*Material for the task:*
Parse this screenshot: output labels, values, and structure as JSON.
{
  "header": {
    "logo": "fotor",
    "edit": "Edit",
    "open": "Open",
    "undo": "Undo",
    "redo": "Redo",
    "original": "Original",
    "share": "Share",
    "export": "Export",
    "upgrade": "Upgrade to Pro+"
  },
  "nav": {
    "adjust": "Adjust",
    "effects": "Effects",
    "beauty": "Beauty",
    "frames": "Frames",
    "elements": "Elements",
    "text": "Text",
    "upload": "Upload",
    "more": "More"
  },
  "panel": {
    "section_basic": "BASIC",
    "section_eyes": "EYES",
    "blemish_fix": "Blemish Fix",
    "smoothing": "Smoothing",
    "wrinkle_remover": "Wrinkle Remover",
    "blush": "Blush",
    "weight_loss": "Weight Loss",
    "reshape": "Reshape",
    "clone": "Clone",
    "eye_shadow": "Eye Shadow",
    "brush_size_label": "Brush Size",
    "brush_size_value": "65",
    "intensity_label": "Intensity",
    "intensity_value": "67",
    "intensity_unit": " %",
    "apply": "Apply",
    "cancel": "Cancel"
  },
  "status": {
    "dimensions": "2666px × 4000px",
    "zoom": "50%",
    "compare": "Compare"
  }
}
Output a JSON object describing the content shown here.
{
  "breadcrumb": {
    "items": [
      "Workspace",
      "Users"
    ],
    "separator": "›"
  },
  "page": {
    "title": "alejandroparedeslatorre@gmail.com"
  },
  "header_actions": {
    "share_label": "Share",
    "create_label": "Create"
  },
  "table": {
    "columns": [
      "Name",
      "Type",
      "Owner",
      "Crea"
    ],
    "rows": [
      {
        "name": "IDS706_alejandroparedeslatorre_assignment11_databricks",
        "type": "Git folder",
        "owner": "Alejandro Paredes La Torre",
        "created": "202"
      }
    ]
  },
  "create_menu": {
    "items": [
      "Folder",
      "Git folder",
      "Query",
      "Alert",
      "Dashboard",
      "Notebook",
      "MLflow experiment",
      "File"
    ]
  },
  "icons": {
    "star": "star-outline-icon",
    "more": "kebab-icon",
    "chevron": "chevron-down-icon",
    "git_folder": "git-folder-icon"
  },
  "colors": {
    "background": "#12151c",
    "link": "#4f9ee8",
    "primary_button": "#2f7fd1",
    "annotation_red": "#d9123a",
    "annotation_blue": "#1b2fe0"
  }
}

*What to produce:*
Pull out all lines in the data above that include "JSON".

*Complete output:*
Parse this screenshot: output labels, values, and structure as JSON.
Output a JSON object describing the content shown here.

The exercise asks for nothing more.